STATED EXERCISE: Filter the entries that follow, copying every line in which the word "Montes" appears.

────────────────

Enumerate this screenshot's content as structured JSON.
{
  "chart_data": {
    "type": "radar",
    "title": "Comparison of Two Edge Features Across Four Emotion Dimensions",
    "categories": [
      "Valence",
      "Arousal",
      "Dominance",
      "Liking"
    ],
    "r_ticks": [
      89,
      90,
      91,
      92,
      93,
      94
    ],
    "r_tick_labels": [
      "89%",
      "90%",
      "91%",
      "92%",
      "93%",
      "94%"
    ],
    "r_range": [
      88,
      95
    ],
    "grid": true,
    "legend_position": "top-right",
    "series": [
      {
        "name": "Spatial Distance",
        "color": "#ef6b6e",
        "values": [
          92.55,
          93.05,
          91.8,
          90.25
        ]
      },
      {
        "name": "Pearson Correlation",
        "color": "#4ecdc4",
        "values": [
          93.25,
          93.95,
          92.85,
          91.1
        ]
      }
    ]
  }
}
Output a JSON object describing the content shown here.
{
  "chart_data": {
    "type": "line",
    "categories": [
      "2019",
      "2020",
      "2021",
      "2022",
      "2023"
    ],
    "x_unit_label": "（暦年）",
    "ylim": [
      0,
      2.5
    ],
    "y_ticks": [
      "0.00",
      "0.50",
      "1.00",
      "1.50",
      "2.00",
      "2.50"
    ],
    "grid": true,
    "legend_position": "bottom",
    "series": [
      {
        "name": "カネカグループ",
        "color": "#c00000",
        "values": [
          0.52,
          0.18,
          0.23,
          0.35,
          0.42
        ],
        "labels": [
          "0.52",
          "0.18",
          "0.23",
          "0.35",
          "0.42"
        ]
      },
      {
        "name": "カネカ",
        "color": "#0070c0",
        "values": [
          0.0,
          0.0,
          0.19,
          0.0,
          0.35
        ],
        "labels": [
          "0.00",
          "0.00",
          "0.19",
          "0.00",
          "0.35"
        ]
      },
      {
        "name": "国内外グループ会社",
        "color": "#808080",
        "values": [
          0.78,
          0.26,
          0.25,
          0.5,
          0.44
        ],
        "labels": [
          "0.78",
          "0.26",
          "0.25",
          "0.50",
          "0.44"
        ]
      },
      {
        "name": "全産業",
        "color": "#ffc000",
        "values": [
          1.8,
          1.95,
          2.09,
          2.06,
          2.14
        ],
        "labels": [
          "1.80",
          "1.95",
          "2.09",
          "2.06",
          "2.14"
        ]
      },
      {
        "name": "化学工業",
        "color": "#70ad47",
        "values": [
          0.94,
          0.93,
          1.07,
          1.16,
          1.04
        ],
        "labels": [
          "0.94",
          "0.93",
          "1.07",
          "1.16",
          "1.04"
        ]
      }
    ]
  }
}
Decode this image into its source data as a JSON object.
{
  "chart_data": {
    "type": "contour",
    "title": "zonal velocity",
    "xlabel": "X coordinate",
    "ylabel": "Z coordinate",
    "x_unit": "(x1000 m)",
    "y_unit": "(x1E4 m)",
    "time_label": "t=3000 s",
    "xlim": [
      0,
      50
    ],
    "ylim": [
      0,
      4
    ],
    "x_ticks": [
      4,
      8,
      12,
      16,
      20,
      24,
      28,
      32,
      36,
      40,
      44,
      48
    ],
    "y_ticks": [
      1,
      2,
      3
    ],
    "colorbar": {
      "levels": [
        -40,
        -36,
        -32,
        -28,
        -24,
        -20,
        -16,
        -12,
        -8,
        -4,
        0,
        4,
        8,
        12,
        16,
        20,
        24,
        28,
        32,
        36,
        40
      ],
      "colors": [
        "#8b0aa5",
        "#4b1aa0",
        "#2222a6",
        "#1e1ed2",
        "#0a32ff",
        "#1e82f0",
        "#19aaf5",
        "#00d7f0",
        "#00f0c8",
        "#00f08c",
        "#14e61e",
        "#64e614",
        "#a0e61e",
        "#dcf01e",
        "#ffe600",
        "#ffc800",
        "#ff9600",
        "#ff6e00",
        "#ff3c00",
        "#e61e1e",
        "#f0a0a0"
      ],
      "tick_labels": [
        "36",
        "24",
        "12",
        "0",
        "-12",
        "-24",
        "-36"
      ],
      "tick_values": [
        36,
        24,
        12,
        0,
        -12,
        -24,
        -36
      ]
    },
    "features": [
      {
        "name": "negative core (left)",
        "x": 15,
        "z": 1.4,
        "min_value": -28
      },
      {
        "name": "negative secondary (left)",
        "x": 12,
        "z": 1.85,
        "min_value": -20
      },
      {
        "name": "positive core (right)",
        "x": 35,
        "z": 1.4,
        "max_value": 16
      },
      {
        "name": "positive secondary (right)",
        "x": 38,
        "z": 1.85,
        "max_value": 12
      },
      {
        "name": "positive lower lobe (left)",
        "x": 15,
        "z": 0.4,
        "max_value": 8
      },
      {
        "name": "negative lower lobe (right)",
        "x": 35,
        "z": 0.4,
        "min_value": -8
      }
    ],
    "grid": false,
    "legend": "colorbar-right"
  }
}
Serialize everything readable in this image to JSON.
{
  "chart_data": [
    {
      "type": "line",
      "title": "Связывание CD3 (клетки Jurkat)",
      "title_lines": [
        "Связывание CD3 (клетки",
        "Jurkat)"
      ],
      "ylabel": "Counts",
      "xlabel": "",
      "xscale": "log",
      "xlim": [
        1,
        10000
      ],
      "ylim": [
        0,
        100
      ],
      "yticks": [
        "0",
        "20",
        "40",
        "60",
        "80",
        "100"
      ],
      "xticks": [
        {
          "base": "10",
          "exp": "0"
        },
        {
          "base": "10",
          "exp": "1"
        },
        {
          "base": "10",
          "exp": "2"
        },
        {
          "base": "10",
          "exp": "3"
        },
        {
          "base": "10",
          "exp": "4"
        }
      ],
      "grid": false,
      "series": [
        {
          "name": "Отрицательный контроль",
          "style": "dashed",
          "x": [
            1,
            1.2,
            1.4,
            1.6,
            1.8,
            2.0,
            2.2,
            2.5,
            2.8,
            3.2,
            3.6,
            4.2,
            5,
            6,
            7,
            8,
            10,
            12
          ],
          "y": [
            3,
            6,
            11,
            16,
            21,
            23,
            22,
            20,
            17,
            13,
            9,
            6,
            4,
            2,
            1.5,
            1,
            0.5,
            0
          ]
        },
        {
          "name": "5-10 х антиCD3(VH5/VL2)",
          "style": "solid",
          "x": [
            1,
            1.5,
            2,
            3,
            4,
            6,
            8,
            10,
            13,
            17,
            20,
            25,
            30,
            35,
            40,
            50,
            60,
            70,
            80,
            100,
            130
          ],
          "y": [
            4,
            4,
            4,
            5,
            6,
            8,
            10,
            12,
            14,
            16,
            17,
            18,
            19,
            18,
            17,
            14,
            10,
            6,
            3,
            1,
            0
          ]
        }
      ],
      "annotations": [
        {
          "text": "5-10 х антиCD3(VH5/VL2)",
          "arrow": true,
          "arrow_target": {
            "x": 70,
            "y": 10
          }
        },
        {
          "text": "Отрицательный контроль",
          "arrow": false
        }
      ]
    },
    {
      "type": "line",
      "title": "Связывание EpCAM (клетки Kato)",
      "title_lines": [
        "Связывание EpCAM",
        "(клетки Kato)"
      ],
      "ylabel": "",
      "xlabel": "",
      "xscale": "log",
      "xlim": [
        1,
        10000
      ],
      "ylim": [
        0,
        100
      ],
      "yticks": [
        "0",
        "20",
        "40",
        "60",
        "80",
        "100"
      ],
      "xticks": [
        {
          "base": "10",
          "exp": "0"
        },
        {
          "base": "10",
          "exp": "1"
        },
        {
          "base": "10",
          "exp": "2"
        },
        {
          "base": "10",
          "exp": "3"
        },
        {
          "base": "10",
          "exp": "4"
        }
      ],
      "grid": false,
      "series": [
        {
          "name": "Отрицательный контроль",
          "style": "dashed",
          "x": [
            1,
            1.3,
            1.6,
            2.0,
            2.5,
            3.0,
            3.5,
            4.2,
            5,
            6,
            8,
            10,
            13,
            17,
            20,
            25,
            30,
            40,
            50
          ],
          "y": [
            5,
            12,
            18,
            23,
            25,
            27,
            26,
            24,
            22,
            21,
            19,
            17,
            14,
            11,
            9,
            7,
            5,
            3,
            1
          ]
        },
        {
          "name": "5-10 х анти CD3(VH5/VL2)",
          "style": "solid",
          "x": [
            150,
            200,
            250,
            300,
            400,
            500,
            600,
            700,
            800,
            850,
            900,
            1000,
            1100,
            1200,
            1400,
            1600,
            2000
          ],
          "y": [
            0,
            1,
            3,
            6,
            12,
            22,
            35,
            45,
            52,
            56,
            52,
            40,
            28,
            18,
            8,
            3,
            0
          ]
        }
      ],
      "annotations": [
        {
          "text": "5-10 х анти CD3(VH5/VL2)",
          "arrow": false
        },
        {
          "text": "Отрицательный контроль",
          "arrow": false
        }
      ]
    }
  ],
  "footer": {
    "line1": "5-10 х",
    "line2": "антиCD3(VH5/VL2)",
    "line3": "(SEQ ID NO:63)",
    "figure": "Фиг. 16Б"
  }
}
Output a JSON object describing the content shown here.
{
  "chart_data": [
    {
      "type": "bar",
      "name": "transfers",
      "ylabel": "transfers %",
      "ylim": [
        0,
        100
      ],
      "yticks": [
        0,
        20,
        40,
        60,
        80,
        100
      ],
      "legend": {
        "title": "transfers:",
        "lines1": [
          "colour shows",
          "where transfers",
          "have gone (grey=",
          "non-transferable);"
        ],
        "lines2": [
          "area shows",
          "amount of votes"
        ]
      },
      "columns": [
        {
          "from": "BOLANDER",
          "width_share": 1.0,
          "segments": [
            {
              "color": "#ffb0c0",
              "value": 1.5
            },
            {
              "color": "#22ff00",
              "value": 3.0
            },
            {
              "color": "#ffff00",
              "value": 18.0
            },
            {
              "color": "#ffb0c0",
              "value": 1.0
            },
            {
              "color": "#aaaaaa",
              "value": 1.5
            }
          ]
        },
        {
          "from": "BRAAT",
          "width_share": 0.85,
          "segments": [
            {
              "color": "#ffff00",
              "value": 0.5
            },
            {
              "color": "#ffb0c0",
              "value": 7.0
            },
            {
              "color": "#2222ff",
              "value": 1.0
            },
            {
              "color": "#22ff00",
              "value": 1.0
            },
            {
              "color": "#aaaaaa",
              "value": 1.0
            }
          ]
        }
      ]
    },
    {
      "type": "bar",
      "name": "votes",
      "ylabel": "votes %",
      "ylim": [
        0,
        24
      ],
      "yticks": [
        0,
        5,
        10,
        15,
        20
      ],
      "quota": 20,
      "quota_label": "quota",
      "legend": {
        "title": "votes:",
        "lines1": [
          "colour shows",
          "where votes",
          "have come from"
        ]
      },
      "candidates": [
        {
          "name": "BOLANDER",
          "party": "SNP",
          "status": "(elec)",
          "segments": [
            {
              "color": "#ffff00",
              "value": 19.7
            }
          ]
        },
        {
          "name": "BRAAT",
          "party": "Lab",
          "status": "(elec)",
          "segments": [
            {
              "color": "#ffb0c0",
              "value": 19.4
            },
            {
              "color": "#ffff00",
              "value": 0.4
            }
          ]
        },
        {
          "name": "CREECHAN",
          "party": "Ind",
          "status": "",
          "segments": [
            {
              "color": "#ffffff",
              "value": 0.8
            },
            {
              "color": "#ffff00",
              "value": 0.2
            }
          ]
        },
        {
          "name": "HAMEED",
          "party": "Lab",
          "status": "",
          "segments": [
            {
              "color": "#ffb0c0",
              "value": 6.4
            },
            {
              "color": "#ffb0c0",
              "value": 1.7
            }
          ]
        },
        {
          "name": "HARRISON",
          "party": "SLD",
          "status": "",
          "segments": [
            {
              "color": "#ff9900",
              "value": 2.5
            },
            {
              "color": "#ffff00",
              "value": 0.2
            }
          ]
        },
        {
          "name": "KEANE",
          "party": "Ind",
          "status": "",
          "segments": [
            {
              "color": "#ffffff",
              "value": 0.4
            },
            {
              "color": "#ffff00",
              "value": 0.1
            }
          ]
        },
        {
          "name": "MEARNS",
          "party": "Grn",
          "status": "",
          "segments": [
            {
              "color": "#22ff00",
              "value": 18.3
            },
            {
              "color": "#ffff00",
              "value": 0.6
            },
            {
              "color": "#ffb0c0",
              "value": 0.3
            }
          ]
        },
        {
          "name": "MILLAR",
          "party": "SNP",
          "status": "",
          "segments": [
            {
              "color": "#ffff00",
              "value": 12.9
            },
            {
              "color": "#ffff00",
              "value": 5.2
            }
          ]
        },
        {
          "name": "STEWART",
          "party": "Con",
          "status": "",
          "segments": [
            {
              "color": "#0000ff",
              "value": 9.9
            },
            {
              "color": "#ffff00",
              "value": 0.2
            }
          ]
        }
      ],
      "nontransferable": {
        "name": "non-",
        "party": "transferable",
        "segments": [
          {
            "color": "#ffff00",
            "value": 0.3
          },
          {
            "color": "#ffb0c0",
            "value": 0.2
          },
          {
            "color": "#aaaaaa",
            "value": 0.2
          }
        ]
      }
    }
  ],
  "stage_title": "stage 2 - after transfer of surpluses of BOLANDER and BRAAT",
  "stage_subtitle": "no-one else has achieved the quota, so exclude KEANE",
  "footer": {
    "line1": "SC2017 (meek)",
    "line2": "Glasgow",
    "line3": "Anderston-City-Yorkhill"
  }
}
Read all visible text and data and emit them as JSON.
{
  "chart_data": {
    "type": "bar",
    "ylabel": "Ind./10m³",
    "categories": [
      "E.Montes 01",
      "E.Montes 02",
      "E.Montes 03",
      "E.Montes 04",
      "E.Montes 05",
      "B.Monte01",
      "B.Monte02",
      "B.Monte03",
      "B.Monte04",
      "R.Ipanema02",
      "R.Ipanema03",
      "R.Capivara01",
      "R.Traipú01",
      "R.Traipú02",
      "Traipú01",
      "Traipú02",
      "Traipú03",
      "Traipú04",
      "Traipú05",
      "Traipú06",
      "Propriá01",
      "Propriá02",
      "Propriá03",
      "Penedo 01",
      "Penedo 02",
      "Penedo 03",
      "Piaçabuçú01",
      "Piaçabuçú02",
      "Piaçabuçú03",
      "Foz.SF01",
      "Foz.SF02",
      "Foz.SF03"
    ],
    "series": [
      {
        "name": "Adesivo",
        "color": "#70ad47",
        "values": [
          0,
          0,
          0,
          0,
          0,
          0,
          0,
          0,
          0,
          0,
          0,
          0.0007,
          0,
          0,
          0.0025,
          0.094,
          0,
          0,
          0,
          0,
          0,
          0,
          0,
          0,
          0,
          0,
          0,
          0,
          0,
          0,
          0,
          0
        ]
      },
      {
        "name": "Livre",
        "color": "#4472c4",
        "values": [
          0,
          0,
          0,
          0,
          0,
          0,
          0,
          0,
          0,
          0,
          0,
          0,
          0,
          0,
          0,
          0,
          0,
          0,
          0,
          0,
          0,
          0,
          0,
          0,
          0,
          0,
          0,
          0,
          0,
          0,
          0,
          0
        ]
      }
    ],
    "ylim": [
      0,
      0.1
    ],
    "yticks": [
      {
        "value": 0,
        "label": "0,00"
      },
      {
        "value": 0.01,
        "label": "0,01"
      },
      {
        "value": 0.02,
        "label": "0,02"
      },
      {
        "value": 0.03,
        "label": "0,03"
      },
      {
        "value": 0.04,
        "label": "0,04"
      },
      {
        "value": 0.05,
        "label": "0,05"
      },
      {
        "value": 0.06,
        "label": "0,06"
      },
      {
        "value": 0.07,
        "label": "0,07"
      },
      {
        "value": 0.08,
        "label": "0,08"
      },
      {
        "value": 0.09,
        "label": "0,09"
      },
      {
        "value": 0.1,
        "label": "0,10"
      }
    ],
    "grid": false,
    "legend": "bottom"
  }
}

────────────────

EXERCISE RESULT:
      "E.Montes 01",
      "E.Montes 02",
      "E.Montes 03",
      "E.Montes 04",
      "E.Montes 05",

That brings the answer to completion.